Entries from a data source:
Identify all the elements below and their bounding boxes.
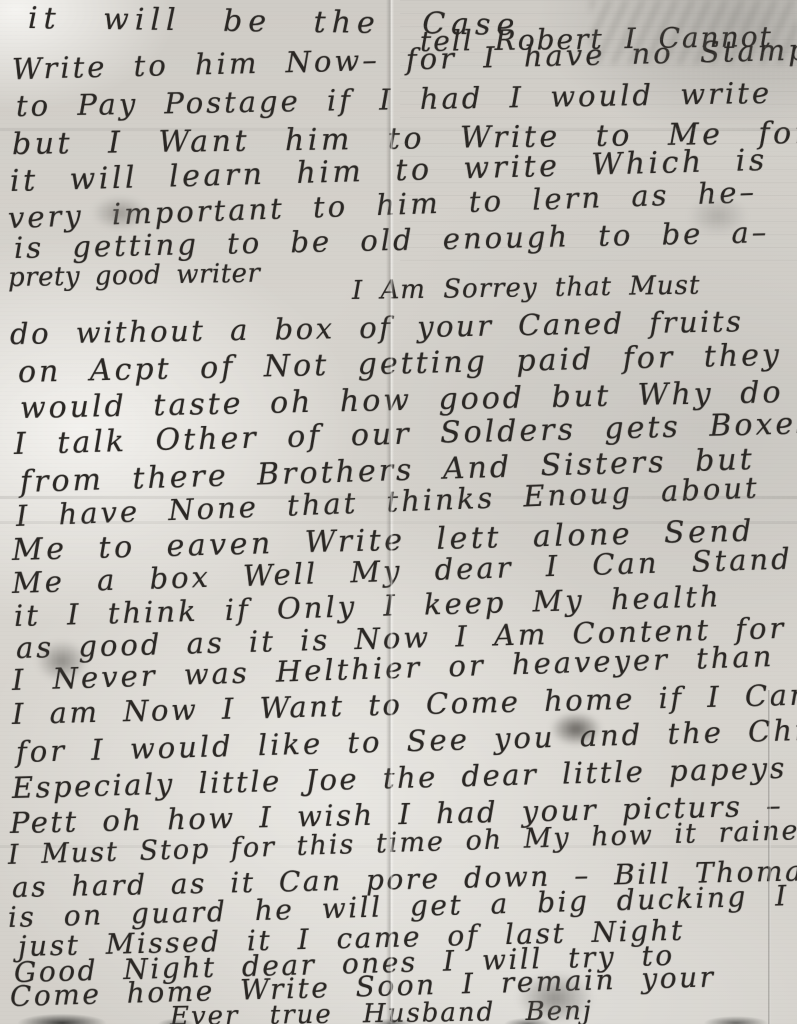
letter-page: it will be the Case tell Robert I Cannot… xyxy=(0,0,797,1024)
letter-line: to Pay Postage if I had I would write xyxy=(16,79,773,121)
letter-closing-signature: Ever true Husband Benj xyxy=(170,998,593,1024)
letter-line: I Am Sorrey that Must xyxy=(352,273,701,304)
letter-line: prety good writer xyxy=(8,261,261,291)
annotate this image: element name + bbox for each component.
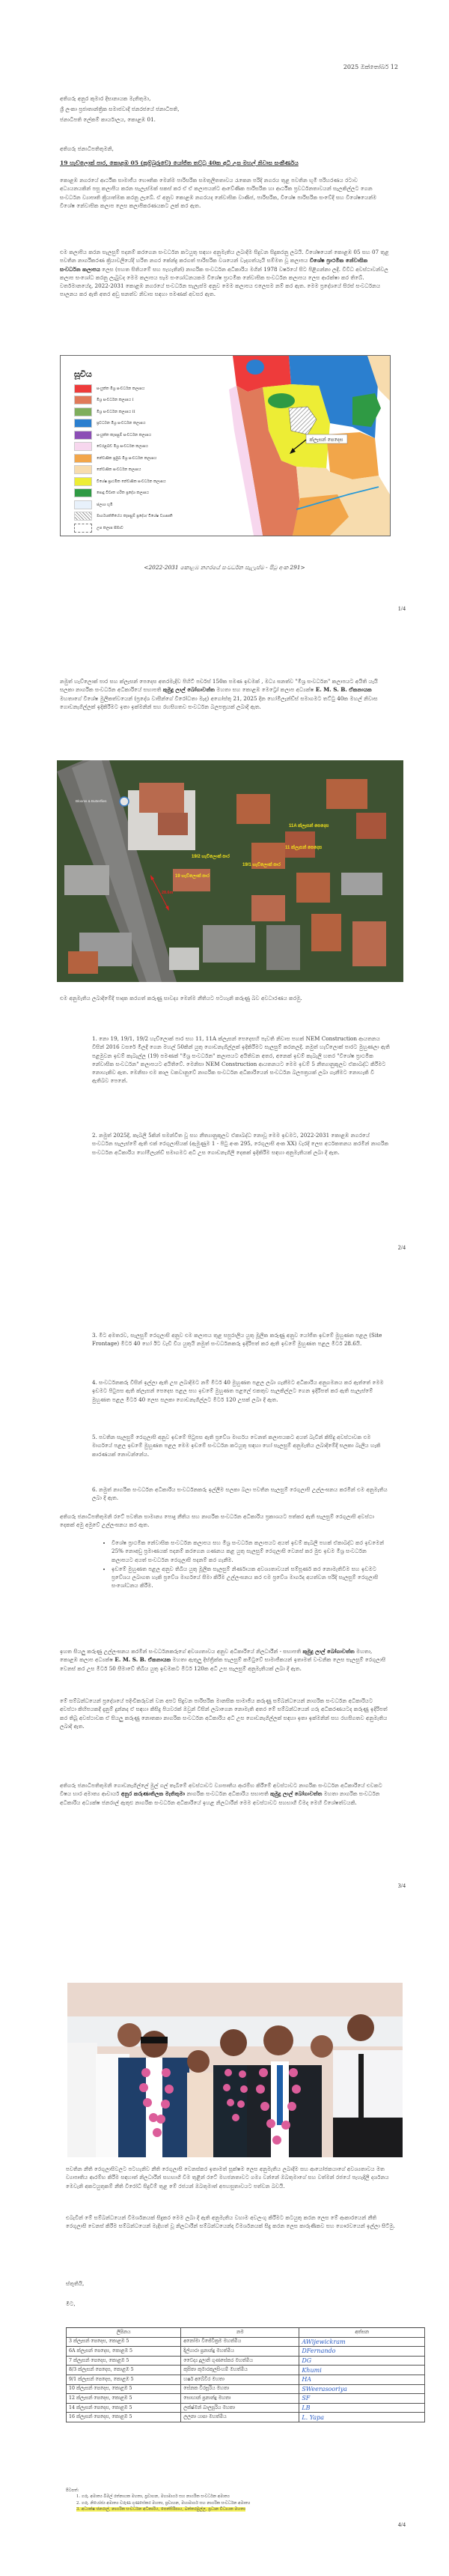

REQUIREMENT — Render the lines from the start of the entries through the line containing "letter-closing-signature: Ever true" as a numbered list, leaving out blank lines and pictures.

SOLUTION BELOW —
1. Identify all the elements below and their bounding boxes.
2. letter-page: it will be the Case tell Robert I Cannot… xyxy=(0,0,797,1024)
3. letter-line: to Pay Postage if I had I would write xyxy=(16,79,773,121)
4. letter-closing-signature: Ever true Husband Benj xyxy=(170,998,593,1024)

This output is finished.